• **Input material**:

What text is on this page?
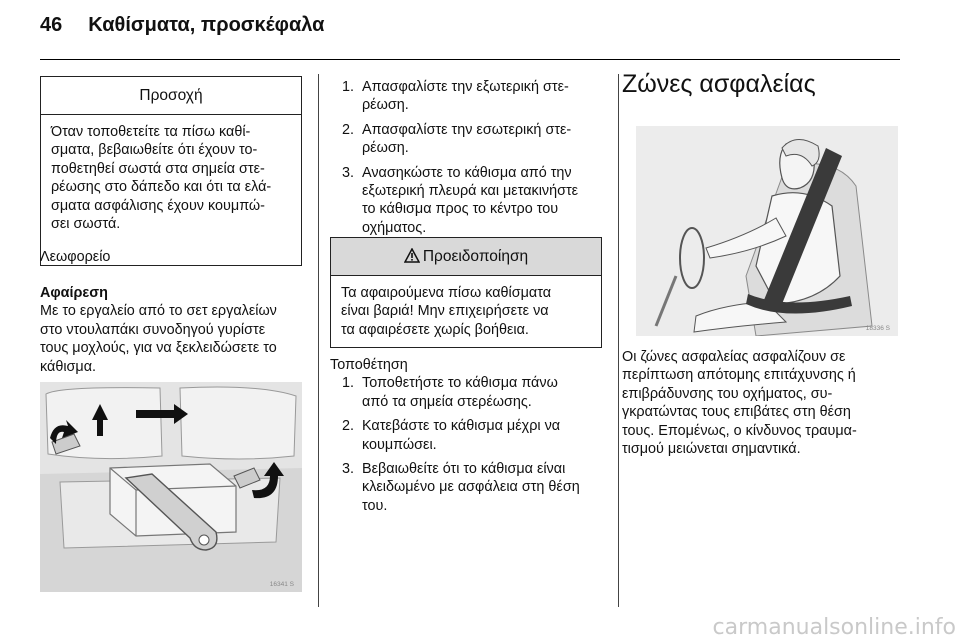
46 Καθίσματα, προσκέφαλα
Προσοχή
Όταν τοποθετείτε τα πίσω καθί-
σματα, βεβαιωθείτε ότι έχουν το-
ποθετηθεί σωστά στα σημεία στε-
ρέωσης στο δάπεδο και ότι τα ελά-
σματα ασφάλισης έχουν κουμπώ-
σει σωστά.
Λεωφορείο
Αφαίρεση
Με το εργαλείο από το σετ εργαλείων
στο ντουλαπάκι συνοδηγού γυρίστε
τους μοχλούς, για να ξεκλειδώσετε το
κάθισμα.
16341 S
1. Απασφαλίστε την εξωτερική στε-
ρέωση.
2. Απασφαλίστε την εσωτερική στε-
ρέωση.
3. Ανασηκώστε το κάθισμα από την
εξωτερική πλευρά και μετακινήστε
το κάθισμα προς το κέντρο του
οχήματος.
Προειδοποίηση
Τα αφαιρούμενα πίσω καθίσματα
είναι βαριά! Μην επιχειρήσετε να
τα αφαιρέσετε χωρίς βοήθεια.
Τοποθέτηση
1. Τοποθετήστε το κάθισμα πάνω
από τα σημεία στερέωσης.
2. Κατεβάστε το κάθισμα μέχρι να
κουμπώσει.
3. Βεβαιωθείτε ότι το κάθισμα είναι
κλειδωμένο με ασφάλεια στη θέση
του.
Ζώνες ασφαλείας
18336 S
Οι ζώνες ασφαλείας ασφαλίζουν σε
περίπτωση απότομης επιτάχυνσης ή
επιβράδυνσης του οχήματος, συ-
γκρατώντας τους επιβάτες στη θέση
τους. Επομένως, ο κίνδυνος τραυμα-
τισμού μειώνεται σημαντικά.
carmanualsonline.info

• **Directions**: Find every line above that contains the word "τους", and return each one.

• **Answer in full**:
τους μοχλούς, για να ξεκλειδώσετε το
γκρατώντας τους επιβάτες στη θέση
τους. Επομένως, ο κίνδυνος τραυμα-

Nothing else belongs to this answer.